** start INFORMATION SHOWN **

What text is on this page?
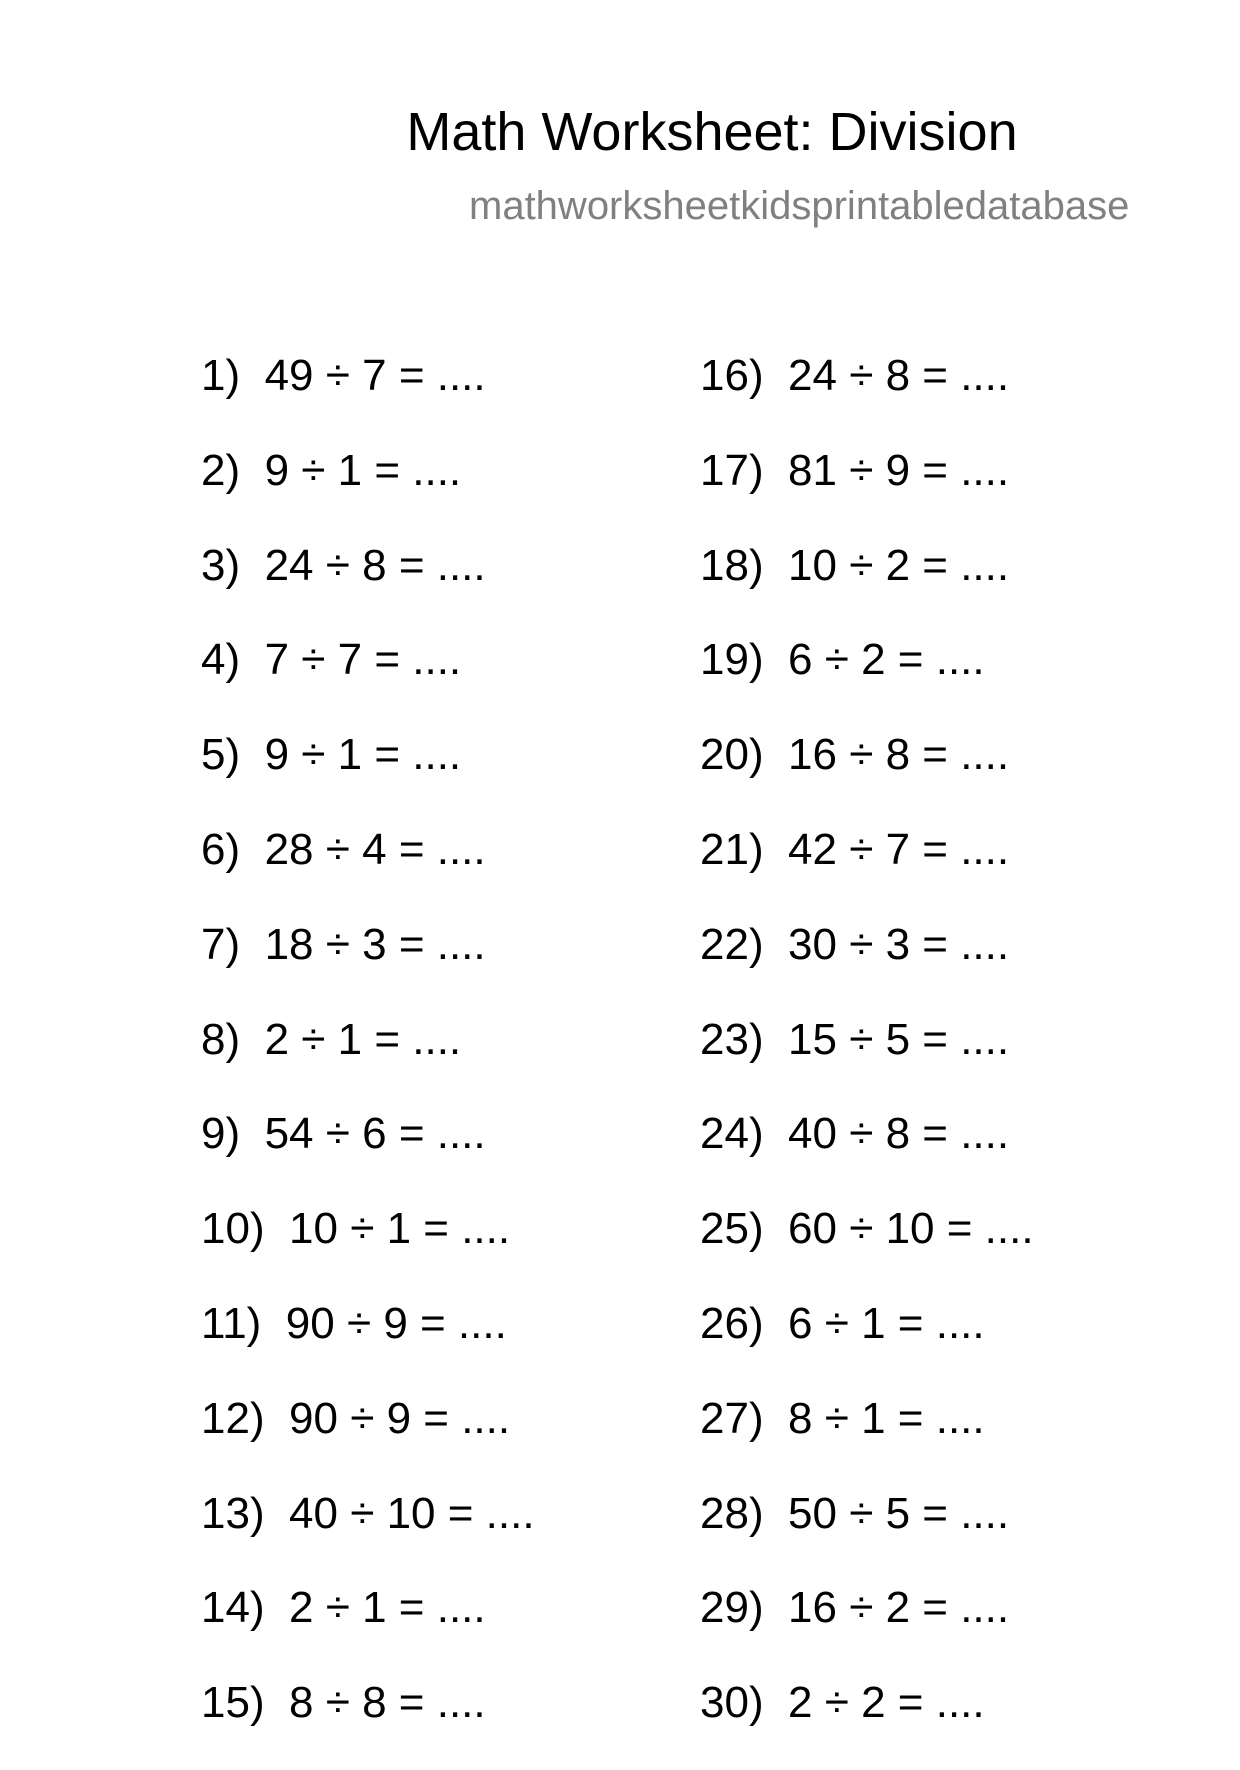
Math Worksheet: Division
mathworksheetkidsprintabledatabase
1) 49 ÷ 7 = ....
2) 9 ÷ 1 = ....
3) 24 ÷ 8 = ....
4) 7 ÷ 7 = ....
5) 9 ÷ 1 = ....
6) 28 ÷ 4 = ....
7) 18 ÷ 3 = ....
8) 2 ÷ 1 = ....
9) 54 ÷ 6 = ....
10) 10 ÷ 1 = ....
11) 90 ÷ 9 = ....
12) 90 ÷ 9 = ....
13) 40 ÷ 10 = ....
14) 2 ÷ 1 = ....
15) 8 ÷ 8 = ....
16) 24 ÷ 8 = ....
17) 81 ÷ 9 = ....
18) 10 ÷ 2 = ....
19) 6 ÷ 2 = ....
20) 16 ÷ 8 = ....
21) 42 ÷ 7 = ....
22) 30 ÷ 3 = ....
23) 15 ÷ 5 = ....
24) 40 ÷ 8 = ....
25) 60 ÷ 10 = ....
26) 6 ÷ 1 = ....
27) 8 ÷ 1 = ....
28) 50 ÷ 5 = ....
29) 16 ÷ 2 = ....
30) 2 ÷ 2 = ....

** end INFORMATION SHOWN **
** start INFORMATION SHOWN **

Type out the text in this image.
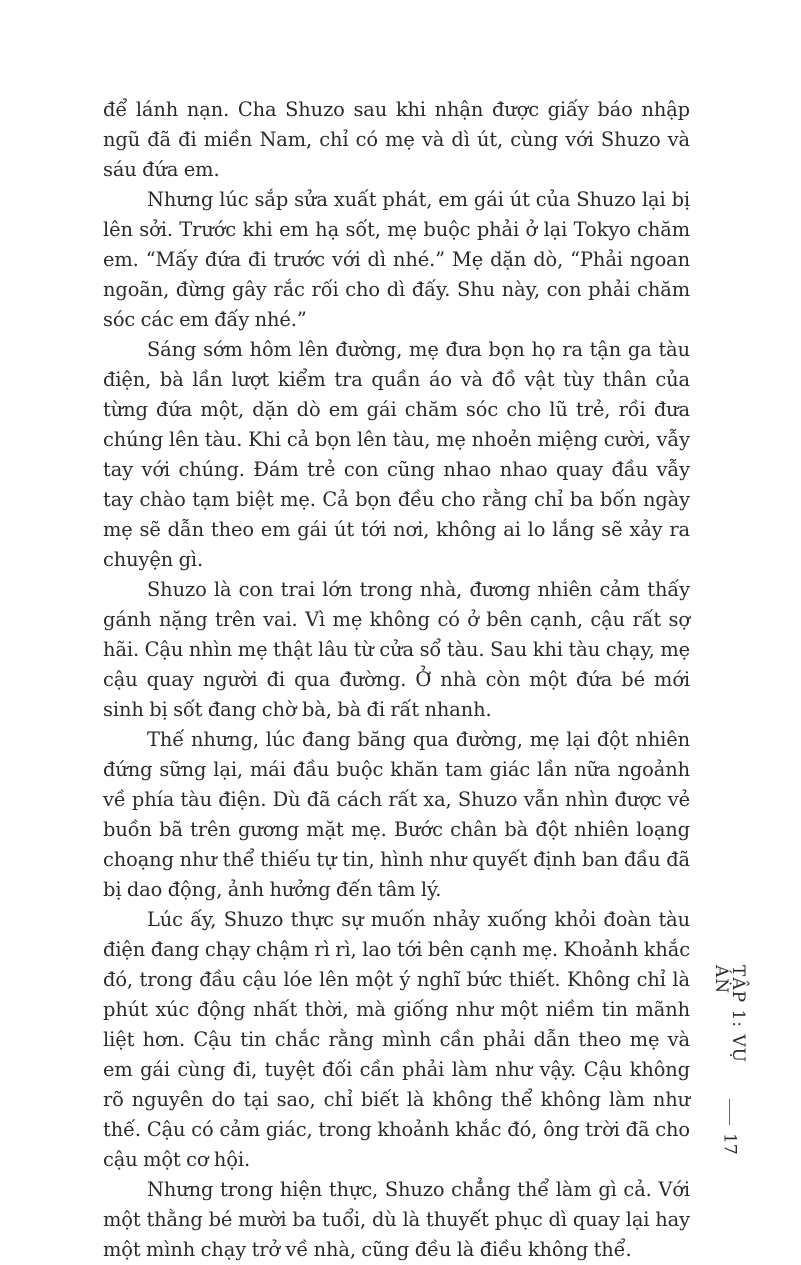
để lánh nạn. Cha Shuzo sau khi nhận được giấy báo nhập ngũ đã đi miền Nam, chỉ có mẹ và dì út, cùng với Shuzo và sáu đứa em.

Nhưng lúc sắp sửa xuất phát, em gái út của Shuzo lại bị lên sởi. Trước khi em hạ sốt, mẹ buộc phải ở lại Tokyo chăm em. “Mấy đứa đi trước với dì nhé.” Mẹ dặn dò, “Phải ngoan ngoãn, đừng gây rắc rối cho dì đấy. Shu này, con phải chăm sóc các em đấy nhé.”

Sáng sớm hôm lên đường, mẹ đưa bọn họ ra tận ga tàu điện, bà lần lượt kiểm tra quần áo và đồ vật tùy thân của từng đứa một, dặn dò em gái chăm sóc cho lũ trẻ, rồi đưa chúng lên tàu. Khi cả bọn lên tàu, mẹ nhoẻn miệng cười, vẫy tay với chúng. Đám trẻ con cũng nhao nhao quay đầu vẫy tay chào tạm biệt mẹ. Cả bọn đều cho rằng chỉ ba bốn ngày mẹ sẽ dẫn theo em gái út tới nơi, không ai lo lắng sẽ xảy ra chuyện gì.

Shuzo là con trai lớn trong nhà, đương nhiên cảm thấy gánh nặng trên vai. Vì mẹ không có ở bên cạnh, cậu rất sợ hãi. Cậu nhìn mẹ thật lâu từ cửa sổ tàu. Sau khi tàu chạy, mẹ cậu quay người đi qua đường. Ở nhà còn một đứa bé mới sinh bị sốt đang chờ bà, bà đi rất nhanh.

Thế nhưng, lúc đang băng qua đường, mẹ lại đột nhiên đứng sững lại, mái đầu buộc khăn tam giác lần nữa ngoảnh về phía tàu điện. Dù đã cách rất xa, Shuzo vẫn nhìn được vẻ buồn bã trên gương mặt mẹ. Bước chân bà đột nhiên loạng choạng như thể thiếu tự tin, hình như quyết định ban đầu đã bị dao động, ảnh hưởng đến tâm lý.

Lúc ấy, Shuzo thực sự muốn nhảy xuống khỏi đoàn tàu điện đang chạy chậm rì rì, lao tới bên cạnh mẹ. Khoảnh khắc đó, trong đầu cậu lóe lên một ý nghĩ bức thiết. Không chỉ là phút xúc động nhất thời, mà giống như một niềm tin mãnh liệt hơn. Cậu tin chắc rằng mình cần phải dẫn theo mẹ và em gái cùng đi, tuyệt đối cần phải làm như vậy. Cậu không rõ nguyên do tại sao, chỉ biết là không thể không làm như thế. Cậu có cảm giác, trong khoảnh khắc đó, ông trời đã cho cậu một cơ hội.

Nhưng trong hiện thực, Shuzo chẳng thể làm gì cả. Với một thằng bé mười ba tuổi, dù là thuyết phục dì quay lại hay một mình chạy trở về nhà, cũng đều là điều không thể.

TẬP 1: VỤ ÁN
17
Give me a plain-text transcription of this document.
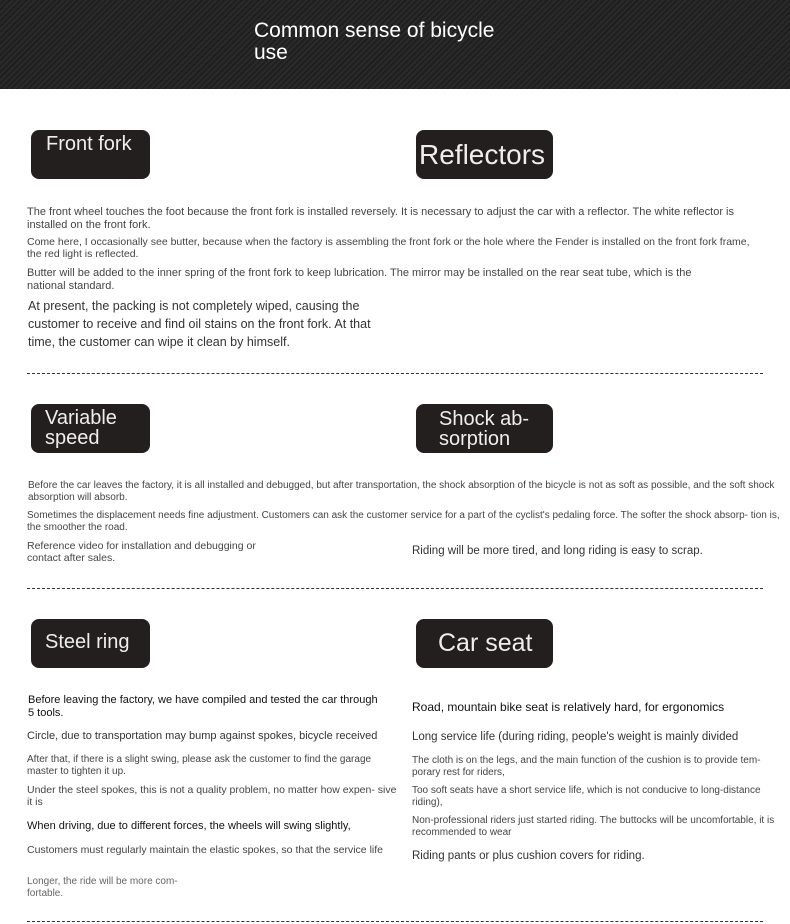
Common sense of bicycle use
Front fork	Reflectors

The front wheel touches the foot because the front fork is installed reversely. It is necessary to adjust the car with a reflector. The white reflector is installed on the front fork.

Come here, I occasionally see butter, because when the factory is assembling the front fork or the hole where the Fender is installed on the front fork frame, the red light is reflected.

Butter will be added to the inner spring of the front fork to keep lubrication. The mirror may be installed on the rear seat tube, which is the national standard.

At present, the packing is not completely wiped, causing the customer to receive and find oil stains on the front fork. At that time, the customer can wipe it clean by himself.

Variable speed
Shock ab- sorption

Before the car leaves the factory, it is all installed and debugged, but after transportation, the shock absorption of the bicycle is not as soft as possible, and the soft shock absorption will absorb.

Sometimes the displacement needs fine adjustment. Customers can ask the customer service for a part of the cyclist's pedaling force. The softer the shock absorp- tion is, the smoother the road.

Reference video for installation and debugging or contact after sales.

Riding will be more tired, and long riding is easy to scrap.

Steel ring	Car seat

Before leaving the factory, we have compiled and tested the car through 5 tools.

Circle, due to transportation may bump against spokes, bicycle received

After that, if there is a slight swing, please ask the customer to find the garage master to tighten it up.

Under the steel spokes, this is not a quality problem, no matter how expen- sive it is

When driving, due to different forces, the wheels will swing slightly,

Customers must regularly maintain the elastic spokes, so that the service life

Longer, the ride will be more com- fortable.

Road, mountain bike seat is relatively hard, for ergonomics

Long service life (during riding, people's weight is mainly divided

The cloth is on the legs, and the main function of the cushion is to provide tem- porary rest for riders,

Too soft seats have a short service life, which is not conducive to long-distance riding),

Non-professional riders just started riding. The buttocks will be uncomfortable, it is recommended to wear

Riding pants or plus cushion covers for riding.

** end INFORMATION SHOWN **
** start INFORMATION SHOWN **

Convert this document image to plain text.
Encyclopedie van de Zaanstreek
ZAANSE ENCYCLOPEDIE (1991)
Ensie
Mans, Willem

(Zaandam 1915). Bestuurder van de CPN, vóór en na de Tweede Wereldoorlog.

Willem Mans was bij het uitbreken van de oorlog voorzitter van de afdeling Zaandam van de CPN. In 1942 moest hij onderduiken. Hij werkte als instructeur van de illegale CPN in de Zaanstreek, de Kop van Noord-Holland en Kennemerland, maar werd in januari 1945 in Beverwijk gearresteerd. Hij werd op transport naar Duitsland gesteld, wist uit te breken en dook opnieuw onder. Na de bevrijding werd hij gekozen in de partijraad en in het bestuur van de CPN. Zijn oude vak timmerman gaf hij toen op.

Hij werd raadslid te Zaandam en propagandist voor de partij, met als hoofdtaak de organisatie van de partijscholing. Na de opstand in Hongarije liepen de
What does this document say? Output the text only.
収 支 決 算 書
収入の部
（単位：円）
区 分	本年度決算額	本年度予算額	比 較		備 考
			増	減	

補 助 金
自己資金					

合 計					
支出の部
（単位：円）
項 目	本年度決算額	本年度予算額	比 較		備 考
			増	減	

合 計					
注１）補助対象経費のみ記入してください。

** end INFORMATION SHOWN **

[WHAT YOU HAVE TO DO]: Look through the listing above. Pick out each line with "document" and copy it.

[RESPONSE]:
Give me a plain-text transcription of this document.
Convert this document image to plain text.
What does this document say? Output the text only.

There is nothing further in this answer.